RECORDS FOR THIS TASK:
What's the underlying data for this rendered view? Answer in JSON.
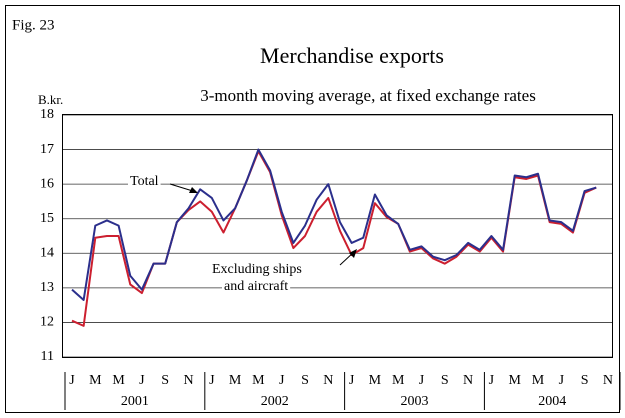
{
  "chart_data": {
    "type": "line",
    "figure_label": "Fig. 23",
    "title": "Merchandise exports",
    "subtitle": "3-month moving average, at fixed exchange rates",
    "y_unit": "B.kr.",
    "categories": [
      "J",
      null,
      "M",
      null,
      "M",
      null,
      "J",
      null,
      "S",
      null,
      "N",
      null,
      "J",
      null,
      "M",
      null,
      "M",
      null,
      "J",
      null,
      "S",
      null,
      "N",
      null,
      "J",
      null,
      "M",
      null,
      "M",
      null,
      "J",
      null,
      "S",
      null,
      "N",
      null,
      "J",
      null,
      "M",
      null,
      "M",
      null,
      "J",
      null,
      "S",
      null,
      "N"
    ],
    "years": [
      "2001",
      "2002",
      "2003",
      "2004"
    ],
    "series": [
      {
        "color": "#2b2f8c",
        "values": [
          12.95,
          12.65,
          14.8,
          14.95,
          14.8,
          13.35,
          12.95,
          13.7,
          13.7,
          14.9,
          15.3,
          15.85,
          15.6,
          14.95,
          15.3,
          16.1,
          17.0,
          16.4,
          15.2,
          14.3,
          14.8,
          15.55,
          16.0,
          14.9,
          14.3,
          14.45,
          15.7,
          15.1,
          14.85,
          14.1,
          14.2,
          13.9,
          13.8,
          13.95,
          14.3,
          14.1,
          14.5,
          14.1,
          16.25,
          16.2,
          16.3,
          14.95,
          14.9,
          14.65,
          15.8,
          15.9,
          null
        ]
      },
      {
        "color": "#cc1f2f",
        "values": [
          12.05,
          11.9,
          14.45,
          14.5,
          14.5,
          13.1,
          12.85,
          13.7,
          13.7,
          14.9,
          15.25,
          15.5,
          15.2,
          14.6,
          15.3,
          16.1,
          16.95,
          16.35,
          15.1,
          14.15,
          14.5,
          15.2,
          15.6,
          14.65,
          13.95,
          14.15,
          15.45,
          15.05,
          14.85,
          14.05,
          14.15,
          13.85,
          13.7,
          13.9,
          14.25,
          14.05,
          14.45,
          14.05,
          16.2,
          16.15,
          16.25,
          14.9,
          14.85,
          14.6,
          15.75,
          15.9,
          null
        ]
      }
    ],
    "annotations": [
      {
        "lines": [
          "Total"
        ]
      },
      {
        "lines": [
          "Excluding ships",
          "and aircraft"
        ]
      }
    ],
    "ylim": [
      11,
      18
    ],
    "yticks": [
      11,
      12,
      13,
      14,
      15,
      16,
      17,
      18
    ],
    "grid": true
  }
}
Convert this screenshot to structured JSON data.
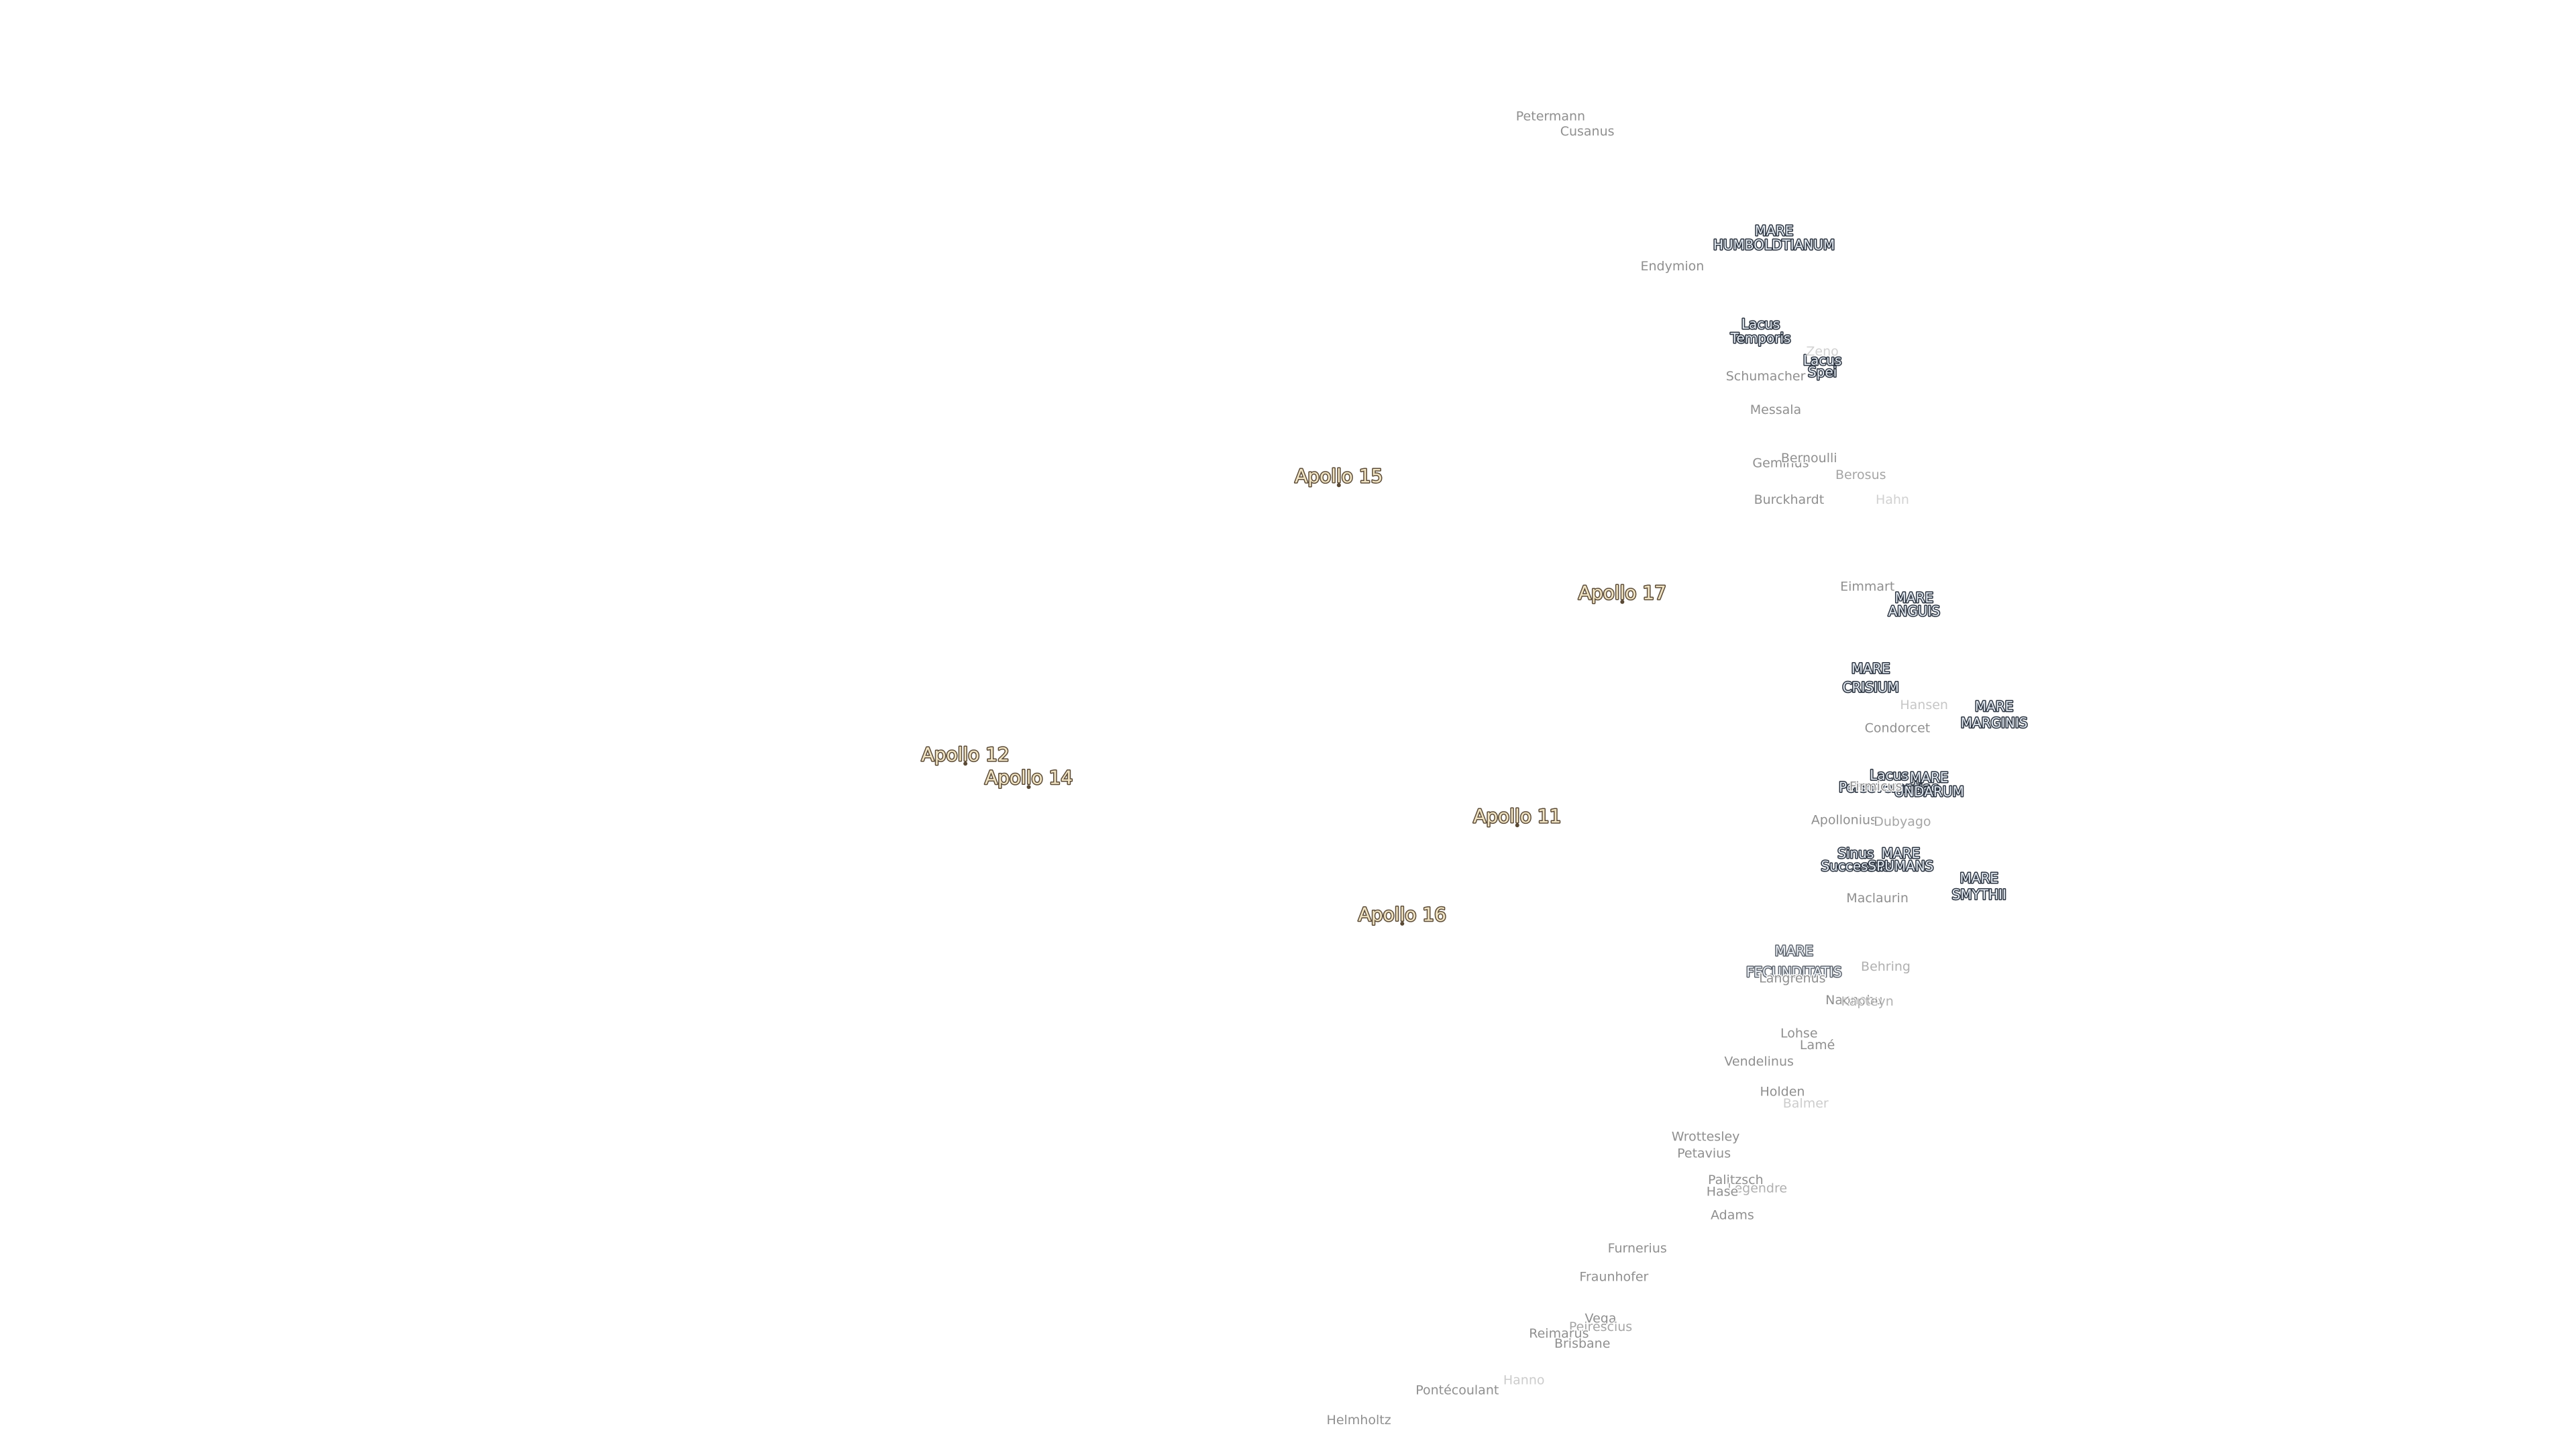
{
  "apollo_sites": [
    "Apollo 15",
    "Apollo 17",
    "Apollo 12",
    "Apollo 14",
    "Apollo 11",
    "Apollo 16"
  ],
  "maria": [
    [
      "MARE",
      "HUMBOLDTIANUM"
    ],
    [
      "Lacus",
      "Temporis"
    ],
    [
      "Lacus",
      "Spei"
    ],
    [
      "MARE",
      "ANGUIS"
    ],
    [
      "MARE",
      "CRISIUM"
    ],
    [
      "MARE",
      "MARGINIS"
    ],
    [
      "Lacus",
      "Perseverantiae"
    ],
    [
      "MARE",
      "UNDARUM"
    ],
    [
      "Sinus",
      "Successus"
    ],
    [
      "MARE",
      "SPUMANS"
    ],
    [
      "MARE",
      "SMYTHII"
    ],
    [
      "MARE",
      "FECUNDITATIS"
    ]
  ],
  "craters": [
    "Petermann",
    "Cusanus",
    "Endymion",
    "Zeno",
    "Schumacher",
    "Messala",
    "Geminus",
    "Bernoulli",
    "Berosus",
    "Burckhardt",
    "Hahn",
    "Eimmart",
    "Hansen",
    "Condorcet",
    "Firmicus",
    "Apollonius",
    "Dubyago",
    "Maclaurin",
    "Behring",
    "Langrenus",
    "Naonobu",
    "Kapteyn",
    "Lohse",
    "Lamé",
    "Vendelinus",
    "Holden",
    "Balmer",
    "Wrottesley",
    "Petavius",
    "Palitzsch",
    "Legendre",
    "Hase",
    "Adams",
    "Furnerius",
    "Fraunhofer",
    "Vega",
    "Peirescius",
    "Reimarus",
    "Brisbane",
    "Hanno",
    "Pontécoulant",
    "Helmholtz"
  ]
}
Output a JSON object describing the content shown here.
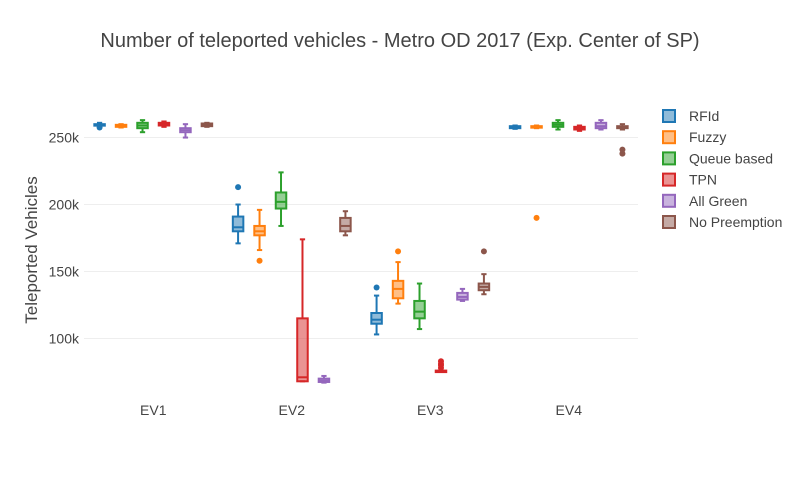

BRIEF: Output all the records, word for word, with no pictures in the copy.

EXERCISE SOLUTION:
What's the underlying data for this rendered view? Answer in JSON.
{
  "chart_data": {
    "type": "line",
    "figure_label": "Fig. 23",
    "title": "Merchandise exports",
    "subtitle": "3-month moving average, at fixed exchange rates",
    "y_unit": "B.kr.",
    "categories": [
      "J",
      null,
      "M",
      null,
      "M",
      null,
      "J",
      null,
      "S",
      null,
      "N",
      null,
      "J",
      null,
      "M",
      null,
      "M",
      null,
      "J",
      null,
      "S",
      null,
      "N",
      null,
      "J",
      null,
      "M",
      null,
      "M",
      null,
      "J",
      null,
      "S",
      null,
      "N",
      null,
      "J",
      null,
      "M",
      null,
      "M",
      null,
      "J",
      null,
      "S",
      null,
      "N"
    ],
    "years": [
      "2001",
      "2002",
      "2003",
      "2004"
    ],
    "series": [
      {
        "color": "#2b2f8c",
        "values": [
          12.95,
          12.65,
          14.8,
          14.95,
          14.8,
          13.35,
          12.95,
          13.7,
          13.7,
          14.9,
          15.3,
          15.85,
          15.6,
          14.95,
          15.3,
          16.1,
          17.0,
          16.4,
          15.2,
          14.3,
          14.8,
          15.55,
          16.0,
          14.9,
          14.3,
          14.45,
          15.7,
          15.1,
          14.85,
          14.1,
          14.2,
          13.9,
          13.8,
          13.95,
          14.3,
          14.1,
          14.5,
          14.1,
          16.25,
          16.2,
          16.3,
          14.95,
          14.9,
          14.65,
          15.8,
          15.9,
          null
        ]
      },
      {
        "color": "#cc1f2f",
        "values": [
          12.05,
          11.9,
          14.45,
          14.5,
          14.5,
          13.1,
          12.85,
          13.7,
          13.7,
          14.9,
          15.25,
          15.5,
          15.2,
          14.6,
          15.3,
          16.1,
          16.95,
          16.35,
          15.1,
          14.15,
          14.5,
          15.2,
          15.6,
          14.65,
          13.95,
          14.15,
          15.45,
          15.05,
          14.85,
          14.05,
          14.15,
          13.85,
          13.7,
          13.9,
          14.25,
          14.05,
          14.45,
          14.05,
          16.2,
          16.15,
          16.25,
          14.9,
          14.85,
          14.6,
          15.75,
          15.9,
          null
        ]
      }
    ],
    "annotations": [
      {
        "lines": [
          "Total"
        ]
      },
      {
        "lines": [
          "Excluding ships",
          "and aircraft"
        ]
      }
    ],
    "ylim": [
      11,
      18
    ],
    "yticks": [
      11,
      12,
      13,
      14,
      15,
      16,
      17,
      18
    ],
    "grid": true
  }
}
Convert this screenshot to structured JSON data.
{
  "apollo_sites": [
    "Apollo 15",
    "Apollo 17",
    "Apollo 12",
    "Apollo 14",
    "Apollo 11",
    "Apollo 16"
  ],
  "maria": [
    [
      "MARE",
      "HUMBOLDTIANUM"
    ],
    [
      "Lacus",
      "Temporis"
    ],
    [
      "Lacus",
      "Spei"
    ],
    [
      "MARE",
      "ANGUIS"
    ],
    [
      "MARE",
      "CRISIUM"
    ],
    [
      "MARE",
      "MARGINIS"
    ],
    [
      "Lacus",
      "Perseverantiae"
    ],
    [
      "MARE",
      "UNDARUM"
    ],
    [
      "Sinus",
      "Successus"
    ],
    [
      "MARE",
      "SPUMANS"
    ],
    [
      "MARE",
      "SMYTHII"
    ],
    [
      "MARE",
      "FECUNDITATIS"
    ]
  ],
  "craters": [
    "Petermann",
    "Cusanus",
    "Endymion",
    "Zeno",
    "Schumacher",
    "Messala",
    "Geminus",
    "Bernoulli",
    "Berosus",
    "Burckhardt",
    "Hahn",
    "Eimmart",
    "Hansen",
    "Condorcet",
    "Firmicus",
    "Apollonius",
    "Dubyago",
    "Maclaurin",
    "Behring",
    "Langrenus",
    "Naonobu",
    "Kapteyn",
    "Lohse",
    "Lamé",
    "Vendelinus",
    "Holden",
    "Balmer",
    "Wrottesley",
    "Petavius",
    "Palitzsch",
    "Legendre",
    "Hase",
    "Adams",
    "Furnerius",
    "Fraunhofer",
    "Vega",
    "Peirescius",
    "Reimarus",
    "Brisbane",
    "Hanno",
    "Pontécoulant",
    "Helmholtz"
  ]
}
Output a JSON object describing the content shown here.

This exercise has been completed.